_Your task_. Restate each line word for word. Leave out every picture.

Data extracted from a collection
******************************

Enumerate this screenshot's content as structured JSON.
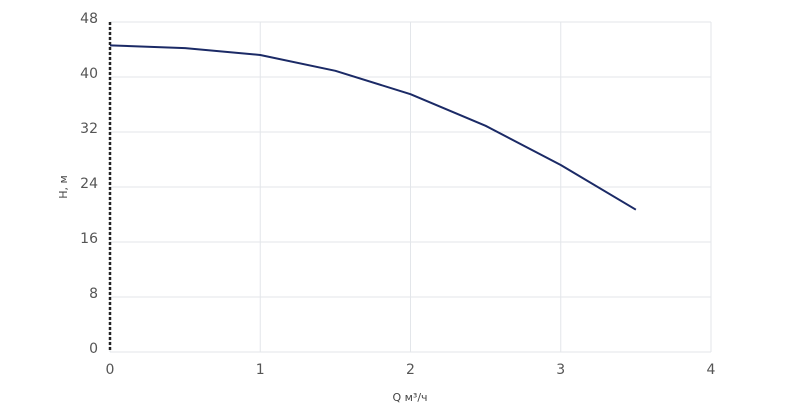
{
  "chart_data": {
    "type": "line",
    "x_label": "Q м³/ч",
    "y_label": "H, м",
    "x": [
      0,
      0.5,
      1,
      1.5,
      2,
      2.5,
      3,
      3.5
    ],
    "series": [
      {
        "color": "#1b2a66",
        "values": [
          44.6,
          44.2,
          43.2,
          40.9,
          37.5,
          32.9,
          27.2,
          20.7
        ]
      }
    ],
    "xlim": [
      0,
      4
    ],
    "xticks": [
      0,
      1,
      2,
      3,
      4
    ],
    "ylim": [
      0,
      48
    ],
    "yticks": [
      0,
      8,
      16,
      24,
      32,
      40,
      48
    ],
    "grid": true
  }
}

******************************

_Final result_.
Enumerate this screenshot's content as structured JSON.
{
  "chart_data": {
    "type": "line",
    "x_label": "Q м³/ч",
    "y_label": "H, м",
    "x": [
      0,
      0.5,
      1,
      1.5,
      2,
      2.5,
      3,
      3.5
    ],
    "series": [
      {
        "color": "#1b2a66",
        "values": [
          44.6,
          44.2,
          43.2,
          40.9,
          37.5,
          32.9,
          27.2,
          20.7
        ]
      }
    ],
    "xlim": [
      0,
      4
    ],
    "xticks": [
      0,
      1,
      2,
      3,
      4
    ],
    "ylim": [
      0,
      48
    ],
    "yticks": [
      0,
      8,
      16,
      24,
      32,
      40,
      48
    ],
    "grid": true
  }
}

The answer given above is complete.